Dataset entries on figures

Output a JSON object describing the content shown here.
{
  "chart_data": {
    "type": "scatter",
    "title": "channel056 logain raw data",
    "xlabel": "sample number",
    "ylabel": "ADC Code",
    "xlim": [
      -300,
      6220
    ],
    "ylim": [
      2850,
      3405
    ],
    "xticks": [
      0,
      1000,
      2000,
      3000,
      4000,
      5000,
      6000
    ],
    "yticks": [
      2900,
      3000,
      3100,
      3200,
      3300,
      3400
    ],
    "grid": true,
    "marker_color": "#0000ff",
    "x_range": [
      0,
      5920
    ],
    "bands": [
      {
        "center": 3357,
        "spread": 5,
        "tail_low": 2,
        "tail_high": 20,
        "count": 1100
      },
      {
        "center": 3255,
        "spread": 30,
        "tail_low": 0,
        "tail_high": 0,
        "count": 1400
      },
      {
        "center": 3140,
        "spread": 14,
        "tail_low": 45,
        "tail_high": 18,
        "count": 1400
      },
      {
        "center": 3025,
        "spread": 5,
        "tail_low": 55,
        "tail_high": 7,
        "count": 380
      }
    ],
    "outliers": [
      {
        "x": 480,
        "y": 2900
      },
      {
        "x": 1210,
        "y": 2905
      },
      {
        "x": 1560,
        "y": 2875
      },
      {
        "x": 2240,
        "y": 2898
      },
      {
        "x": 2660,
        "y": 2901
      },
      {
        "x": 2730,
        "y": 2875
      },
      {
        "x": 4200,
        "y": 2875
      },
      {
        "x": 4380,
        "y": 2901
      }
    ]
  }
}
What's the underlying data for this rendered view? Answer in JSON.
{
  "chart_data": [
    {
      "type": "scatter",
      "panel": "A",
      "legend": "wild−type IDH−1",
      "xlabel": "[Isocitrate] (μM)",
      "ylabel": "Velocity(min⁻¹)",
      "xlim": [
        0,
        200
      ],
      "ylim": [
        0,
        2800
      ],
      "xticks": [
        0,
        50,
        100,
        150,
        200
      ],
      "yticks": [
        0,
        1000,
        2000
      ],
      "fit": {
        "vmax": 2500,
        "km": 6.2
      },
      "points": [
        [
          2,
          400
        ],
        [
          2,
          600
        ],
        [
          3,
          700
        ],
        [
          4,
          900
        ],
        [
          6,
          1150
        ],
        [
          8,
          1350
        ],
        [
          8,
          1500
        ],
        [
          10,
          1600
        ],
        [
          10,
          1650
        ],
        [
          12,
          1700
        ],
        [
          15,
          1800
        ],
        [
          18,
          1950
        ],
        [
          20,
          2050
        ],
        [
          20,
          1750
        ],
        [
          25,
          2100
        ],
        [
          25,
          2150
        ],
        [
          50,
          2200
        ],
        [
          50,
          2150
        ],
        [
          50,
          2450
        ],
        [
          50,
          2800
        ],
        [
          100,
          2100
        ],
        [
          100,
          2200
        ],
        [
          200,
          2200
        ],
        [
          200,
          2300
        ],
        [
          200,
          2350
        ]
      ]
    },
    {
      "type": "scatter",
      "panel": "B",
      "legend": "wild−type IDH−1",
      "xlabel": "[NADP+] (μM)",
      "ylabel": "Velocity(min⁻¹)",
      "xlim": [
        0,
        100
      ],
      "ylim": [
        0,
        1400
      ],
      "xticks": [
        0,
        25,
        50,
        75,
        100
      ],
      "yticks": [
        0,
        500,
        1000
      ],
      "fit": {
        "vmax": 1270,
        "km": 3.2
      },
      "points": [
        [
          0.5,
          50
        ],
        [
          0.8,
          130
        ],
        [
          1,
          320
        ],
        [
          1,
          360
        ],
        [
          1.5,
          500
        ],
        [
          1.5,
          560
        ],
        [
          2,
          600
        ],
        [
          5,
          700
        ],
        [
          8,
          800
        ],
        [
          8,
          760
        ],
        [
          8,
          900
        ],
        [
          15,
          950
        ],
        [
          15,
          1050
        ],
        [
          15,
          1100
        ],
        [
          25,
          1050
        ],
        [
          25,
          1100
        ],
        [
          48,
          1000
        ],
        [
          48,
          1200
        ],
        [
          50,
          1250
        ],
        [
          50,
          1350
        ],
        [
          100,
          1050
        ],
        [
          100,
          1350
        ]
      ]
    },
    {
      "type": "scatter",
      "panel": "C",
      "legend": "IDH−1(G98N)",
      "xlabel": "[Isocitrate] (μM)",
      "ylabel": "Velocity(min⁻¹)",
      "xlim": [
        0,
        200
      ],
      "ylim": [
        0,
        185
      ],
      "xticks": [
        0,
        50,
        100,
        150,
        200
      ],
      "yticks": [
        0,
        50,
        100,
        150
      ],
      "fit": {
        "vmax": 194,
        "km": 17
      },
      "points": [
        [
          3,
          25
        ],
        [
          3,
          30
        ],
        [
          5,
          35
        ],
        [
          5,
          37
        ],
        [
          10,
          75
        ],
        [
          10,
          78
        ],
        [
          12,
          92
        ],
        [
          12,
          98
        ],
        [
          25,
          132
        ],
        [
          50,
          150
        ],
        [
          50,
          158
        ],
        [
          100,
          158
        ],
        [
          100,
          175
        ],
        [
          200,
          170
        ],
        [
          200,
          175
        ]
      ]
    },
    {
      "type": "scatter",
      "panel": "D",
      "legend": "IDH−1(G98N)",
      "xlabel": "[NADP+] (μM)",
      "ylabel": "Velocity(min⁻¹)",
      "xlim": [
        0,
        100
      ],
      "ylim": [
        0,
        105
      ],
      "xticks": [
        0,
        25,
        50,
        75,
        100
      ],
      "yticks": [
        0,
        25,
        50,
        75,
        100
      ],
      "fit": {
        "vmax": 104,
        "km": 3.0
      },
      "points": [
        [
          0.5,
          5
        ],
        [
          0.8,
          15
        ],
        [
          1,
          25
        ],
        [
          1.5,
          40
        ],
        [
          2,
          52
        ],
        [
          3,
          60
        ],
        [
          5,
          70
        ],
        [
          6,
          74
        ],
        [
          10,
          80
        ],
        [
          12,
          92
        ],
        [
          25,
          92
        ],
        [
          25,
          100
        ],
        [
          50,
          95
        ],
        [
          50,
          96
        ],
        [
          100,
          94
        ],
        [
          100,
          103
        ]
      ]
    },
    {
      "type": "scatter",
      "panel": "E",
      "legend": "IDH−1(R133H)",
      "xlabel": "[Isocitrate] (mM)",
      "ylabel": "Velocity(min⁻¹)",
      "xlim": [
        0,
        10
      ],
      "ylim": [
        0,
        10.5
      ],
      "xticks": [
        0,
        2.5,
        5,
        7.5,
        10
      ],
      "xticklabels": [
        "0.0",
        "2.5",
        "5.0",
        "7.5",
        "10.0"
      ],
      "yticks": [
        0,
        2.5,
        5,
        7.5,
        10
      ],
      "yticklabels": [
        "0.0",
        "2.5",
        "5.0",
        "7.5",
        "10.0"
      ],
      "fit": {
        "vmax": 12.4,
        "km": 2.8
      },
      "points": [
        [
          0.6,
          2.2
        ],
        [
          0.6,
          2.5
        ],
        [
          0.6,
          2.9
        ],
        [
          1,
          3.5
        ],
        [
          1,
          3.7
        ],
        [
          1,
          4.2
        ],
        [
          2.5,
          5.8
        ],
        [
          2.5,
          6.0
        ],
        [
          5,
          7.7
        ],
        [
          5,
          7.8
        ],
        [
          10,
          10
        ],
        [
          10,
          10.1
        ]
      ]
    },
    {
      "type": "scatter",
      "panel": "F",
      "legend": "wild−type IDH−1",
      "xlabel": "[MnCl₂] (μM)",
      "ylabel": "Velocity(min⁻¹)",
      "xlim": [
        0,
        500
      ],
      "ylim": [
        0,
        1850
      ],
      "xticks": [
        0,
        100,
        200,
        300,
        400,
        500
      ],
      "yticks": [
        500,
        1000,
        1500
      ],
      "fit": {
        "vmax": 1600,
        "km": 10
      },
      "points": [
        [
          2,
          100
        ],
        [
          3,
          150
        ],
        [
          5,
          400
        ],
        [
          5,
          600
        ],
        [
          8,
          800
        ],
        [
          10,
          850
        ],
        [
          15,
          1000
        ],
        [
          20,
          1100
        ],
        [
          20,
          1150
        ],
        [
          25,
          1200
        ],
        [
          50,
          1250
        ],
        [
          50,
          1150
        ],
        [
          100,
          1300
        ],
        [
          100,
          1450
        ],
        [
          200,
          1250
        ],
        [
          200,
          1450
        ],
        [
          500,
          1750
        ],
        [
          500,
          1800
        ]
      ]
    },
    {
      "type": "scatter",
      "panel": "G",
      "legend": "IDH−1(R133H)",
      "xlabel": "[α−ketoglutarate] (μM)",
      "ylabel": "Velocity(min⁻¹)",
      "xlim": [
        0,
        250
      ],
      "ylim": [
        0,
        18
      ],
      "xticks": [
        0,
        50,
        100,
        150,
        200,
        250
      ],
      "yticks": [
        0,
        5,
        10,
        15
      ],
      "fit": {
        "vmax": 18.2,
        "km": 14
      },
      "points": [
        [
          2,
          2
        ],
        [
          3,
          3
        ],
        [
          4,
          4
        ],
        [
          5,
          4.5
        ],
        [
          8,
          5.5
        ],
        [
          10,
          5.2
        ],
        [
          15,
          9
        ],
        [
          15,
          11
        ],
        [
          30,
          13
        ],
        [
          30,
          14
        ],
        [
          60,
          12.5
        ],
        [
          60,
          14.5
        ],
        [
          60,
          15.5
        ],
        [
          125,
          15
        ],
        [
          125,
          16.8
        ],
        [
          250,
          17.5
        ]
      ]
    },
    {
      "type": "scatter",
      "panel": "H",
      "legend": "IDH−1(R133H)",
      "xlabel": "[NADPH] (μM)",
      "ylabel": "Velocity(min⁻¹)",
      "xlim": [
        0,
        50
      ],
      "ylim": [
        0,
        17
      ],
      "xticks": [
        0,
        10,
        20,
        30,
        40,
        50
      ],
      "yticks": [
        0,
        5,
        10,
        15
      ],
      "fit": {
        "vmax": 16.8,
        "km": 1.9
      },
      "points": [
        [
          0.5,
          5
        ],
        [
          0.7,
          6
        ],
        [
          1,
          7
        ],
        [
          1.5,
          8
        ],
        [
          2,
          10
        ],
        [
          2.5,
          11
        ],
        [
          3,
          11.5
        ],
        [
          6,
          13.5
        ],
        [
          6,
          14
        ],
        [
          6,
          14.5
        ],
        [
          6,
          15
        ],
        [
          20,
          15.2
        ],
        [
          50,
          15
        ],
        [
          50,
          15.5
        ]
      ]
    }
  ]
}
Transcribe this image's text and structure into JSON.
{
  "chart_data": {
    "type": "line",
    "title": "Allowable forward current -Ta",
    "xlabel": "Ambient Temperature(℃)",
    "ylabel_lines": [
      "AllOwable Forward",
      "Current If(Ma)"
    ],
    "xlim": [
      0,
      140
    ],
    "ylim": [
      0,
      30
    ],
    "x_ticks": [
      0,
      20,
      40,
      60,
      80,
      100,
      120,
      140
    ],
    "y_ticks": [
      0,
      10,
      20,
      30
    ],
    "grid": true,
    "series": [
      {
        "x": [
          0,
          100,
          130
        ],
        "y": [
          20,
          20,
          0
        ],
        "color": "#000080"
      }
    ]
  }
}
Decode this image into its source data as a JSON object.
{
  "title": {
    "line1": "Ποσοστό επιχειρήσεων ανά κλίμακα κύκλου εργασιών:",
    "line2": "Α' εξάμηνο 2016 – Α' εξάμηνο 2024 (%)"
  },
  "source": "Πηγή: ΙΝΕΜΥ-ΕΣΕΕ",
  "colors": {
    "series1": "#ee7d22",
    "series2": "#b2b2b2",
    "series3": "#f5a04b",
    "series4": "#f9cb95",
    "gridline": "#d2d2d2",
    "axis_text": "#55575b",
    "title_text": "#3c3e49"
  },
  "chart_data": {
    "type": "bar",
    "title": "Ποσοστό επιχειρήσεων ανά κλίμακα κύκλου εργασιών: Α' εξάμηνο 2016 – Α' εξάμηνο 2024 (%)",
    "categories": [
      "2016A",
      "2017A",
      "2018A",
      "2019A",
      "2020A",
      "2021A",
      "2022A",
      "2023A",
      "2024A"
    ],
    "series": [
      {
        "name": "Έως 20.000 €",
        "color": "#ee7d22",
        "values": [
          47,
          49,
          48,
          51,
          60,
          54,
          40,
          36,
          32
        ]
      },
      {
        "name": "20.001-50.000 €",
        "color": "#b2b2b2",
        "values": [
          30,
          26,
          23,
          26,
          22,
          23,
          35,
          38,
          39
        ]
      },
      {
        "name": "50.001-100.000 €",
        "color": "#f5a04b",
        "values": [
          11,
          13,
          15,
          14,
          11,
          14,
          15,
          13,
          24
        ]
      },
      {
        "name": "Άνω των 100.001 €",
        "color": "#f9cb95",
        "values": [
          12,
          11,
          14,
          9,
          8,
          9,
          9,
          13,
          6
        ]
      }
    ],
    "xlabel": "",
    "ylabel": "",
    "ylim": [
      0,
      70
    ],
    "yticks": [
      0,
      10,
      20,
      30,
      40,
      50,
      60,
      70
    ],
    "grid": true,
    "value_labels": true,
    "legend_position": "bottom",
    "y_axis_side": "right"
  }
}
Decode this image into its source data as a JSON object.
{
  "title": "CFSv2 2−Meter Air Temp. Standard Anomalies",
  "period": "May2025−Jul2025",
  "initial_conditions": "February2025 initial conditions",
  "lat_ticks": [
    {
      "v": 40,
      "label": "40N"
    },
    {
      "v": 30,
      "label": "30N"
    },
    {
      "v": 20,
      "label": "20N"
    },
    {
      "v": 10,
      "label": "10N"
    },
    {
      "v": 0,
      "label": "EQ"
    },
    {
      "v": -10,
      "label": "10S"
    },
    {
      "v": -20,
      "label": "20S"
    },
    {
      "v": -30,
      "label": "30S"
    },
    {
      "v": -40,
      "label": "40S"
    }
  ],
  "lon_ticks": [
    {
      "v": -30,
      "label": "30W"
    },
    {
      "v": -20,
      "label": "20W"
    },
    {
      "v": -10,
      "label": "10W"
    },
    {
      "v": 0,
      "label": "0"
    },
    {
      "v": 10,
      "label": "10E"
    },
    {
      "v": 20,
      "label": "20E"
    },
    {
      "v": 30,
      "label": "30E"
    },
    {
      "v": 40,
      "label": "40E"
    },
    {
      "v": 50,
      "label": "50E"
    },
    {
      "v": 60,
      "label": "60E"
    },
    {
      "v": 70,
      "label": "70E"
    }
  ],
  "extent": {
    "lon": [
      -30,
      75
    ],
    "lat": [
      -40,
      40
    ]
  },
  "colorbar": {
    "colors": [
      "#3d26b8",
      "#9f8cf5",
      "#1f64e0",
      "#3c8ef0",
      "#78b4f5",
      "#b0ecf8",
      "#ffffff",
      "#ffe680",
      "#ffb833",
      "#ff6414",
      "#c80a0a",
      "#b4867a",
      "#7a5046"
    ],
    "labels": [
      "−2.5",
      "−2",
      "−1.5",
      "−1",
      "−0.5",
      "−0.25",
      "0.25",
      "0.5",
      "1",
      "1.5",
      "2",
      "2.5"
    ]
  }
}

Stated problem :: Copy each line in the data that holds the word "spread".

Full output ::
        "spread": 5,
        "spread": 30,
        "spread": 14,
        "spread": 5,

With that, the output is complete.